The Philadelphia resident, who is married and has two children, repeatedly declined to speak to a reporter for this article. But she apologized for the Rolling Stone article in a statement Sunday, saying, "Reading the Columbia account of the mistakes and misjudgments in my reporting was a brutal and humbling experience."

She called the past few months "among the most painful of my life" and apologized to "Rolling Stone's readers, to my Rolling Stone editors and colleagues, to the U.V.A. community, and to any victims of sexual assault who may feel fearful as a result of my article."

Some of those who have worked with her see her as diligent and sensitive.

Lisa DePaulo, a longtime magazine journalist who also worked with Erdely for a time at Philadelphia, acknowledged it will be different for her now.

"Everything she does is going to be under scrutiny," DePaulo said. "The best indicator of future behavior is past behavior. Except for this -- and that's a big exception -- her work is solid."

Stephen Fried, a magazine writer and author who hired Erdely, said he supports her. He usually has her speak to a magazine-writing class he teaches at Columbia, but with the investigation of her work being conducted there, this year's appearance was scrapped. He still wants to have her in next year, though.

"I have nothing but admiration for Sabrina's work," Fried said Monday. "I have nothing but admiration for how she has handled all of this."

◆ **Recorded information**:

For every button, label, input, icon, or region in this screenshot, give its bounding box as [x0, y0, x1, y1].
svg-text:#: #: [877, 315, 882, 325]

◆ **Complete the following**:
1 – In the passage about Erdely, switch "apologized" to "expressed regret" and write out the text from "The Philadelphia resident, who" to "for her now.".
2 – According to the passage about Erdely, to whom did she apologize in her statement? List each of them.

◆ **The answers**:
1 –
The Philadelphia resident, who is married and has two children, repeatedly declined to speak to a reporter for this article. But she expressed regret for the Rolling Stone article in a statement Sunday, saying, "Reading the Columbia account of the mistakes and misjudgments in my reporting was a brutal and humbling experience."

She called the past few months "among the most painful of my life" and expressed regret to "Rolling Stone's readers, to my Rolling Stone editors and colleagues, to the U.V.A. community, and to any victims of sexual assault who may feel fearful as a result of my article."

Some of those who have worked with her see her as diligent and sensitive.

Lisa DePaulo, a longtime magazine journalist who also worked with Erdely for a time at Philadelphia, acknowledged it will be different for her now.

2 –
- Rolling Stone's readers
- Her Rolling Stone editors and colleagues
- The U.V.A. community
- Any victims of sexual assault who may feel fearful as a result of her article